▶ **INSTRUCTIONS TO FOLLOW**
Identify, in the records below, every line where the string "value" appears, and copy each such line.

(Rows from a figure dataset)
__________________________________________________

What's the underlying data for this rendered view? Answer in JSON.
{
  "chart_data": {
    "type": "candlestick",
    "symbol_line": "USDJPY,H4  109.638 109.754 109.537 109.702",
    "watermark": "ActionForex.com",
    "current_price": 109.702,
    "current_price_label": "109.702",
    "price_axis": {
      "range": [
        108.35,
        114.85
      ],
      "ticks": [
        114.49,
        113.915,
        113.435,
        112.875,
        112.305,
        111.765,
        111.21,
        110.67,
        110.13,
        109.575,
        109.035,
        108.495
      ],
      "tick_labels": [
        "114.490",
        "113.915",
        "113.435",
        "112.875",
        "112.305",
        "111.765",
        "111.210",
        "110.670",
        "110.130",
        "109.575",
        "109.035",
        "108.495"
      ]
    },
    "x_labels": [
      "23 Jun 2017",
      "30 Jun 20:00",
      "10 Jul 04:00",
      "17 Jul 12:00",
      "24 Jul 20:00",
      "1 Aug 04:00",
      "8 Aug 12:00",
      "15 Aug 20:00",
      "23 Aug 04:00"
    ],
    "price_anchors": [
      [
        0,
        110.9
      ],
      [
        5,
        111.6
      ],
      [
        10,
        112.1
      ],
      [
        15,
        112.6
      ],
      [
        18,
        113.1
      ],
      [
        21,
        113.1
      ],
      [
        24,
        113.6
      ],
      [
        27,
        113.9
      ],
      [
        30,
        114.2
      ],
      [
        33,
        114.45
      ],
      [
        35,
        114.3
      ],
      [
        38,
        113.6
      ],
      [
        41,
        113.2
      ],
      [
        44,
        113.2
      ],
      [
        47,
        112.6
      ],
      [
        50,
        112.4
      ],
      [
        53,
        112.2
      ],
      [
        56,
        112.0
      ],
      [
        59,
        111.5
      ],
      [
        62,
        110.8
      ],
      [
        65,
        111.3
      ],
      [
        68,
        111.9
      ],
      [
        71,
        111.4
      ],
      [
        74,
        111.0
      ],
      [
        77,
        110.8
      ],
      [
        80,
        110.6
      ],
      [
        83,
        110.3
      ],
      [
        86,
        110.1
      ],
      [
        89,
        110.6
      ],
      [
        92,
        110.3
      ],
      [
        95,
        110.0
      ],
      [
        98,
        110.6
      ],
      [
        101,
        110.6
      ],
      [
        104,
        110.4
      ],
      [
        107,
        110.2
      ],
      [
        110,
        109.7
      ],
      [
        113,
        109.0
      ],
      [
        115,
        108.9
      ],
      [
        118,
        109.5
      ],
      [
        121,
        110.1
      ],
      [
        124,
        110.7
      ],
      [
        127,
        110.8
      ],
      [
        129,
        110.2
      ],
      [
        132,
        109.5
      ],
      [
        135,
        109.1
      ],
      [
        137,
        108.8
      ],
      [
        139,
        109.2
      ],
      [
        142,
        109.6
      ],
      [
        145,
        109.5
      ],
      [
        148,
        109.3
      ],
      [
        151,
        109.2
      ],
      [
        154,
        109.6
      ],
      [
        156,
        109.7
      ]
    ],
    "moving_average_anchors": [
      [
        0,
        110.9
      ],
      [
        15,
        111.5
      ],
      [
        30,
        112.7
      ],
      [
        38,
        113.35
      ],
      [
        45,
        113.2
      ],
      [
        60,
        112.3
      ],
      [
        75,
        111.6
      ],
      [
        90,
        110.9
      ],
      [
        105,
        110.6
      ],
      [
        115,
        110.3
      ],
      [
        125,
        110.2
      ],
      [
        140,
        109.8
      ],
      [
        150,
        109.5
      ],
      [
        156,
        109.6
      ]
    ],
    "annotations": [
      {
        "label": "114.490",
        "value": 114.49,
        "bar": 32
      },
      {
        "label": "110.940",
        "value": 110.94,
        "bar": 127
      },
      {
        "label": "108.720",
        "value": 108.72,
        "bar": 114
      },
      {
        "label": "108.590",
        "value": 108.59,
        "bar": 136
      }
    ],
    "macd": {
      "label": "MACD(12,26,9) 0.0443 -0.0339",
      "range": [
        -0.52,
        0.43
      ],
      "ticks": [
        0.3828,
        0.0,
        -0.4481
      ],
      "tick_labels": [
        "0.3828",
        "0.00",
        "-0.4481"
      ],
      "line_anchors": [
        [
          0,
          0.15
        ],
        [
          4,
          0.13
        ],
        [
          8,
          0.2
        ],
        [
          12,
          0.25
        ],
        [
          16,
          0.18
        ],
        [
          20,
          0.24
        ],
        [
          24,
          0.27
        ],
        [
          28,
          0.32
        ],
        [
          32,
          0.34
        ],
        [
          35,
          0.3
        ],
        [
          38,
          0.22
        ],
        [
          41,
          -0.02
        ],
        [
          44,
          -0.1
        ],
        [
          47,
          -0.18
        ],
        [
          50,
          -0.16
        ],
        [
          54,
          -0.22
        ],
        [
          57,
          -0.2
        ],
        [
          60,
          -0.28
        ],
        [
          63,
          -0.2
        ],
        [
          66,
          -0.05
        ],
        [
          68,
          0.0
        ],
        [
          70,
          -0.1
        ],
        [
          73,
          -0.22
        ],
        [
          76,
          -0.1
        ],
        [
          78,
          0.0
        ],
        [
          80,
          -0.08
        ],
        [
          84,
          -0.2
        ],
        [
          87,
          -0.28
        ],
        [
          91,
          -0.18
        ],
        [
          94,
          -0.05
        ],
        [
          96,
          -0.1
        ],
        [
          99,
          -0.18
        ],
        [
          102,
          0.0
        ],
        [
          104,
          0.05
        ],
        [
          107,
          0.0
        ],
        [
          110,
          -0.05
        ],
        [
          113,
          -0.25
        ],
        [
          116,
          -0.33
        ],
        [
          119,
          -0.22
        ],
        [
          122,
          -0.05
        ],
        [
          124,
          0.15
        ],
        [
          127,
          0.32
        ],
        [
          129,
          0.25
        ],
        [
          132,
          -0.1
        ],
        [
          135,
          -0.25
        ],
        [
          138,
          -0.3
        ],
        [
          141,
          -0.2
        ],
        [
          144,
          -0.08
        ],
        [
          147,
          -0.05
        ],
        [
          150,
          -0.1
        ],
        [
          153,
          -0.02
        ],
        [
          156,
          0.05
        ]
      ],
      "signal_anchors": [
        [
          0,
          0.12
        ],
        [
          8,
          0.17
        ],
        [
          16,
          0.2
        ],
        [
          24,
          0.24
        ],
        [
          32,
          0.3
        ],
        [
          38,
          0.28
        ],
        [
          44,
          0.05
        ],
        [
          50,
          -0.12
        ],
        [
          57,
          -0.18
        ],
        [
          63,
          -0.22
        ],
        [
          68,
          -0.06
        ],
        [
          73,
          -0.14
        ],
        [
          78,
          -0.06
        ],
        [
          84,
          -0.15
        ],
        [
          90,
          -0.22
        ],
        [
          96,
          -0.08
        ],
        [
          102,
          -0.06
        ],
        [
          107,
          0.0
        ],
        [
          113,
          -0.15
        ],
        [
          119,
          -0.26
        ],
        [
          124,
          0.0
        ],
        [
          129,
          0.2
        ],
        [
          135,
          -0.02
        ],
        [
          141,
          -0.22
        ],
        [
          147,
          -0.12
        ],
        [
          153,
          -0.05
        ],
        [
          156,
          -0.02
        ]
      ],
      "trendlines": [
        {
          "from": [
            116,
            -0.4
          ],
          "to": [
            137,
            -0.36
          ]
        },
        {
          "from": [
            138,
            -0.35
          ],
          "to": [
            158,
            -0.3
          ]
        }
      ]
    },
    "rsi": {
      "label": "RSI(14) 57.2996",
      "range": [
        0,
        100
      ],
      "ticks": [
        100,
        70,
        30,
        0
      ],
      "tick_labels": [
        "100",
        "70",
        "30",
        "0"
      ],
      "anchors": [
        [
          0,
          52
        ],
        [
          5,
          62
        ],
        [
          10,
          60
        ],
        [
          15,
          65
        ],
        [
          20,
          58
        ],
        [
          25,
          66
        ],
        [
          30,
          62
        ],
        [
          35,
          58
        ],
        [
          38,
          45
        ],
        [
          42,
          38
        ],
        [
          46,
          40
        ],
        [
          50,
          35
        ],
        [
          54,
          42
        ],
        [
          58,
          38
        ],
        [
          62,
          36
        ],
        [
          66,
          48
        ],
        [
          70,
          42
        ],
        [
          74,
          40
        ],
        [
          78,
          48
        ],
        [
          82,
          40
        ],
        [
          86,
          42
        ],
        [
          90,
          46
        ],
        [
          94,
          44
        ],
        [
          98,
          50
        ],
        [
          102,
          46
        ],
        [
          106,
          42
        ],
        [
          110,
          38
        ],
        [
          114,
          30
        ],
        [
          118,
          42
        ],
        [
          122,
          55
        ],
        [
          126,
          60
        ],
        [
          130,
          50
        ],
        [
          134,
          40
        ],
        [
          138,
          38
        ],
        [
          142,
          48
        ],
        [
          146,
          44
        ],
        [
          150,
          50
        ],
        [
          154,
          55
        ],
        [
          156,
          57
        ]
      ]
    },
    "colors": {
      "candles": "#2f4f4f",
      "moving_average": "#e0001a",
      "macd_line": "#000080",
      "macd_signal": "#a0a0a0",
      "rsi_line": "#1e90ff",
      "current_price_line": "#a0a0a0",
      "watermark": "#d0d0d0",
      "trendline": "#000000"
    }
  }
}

__________________________________________________

▶ **RESULT**
        "value": 114.49,
        "value": 110.94,
        "value": 108.72,
        "value": 108.59,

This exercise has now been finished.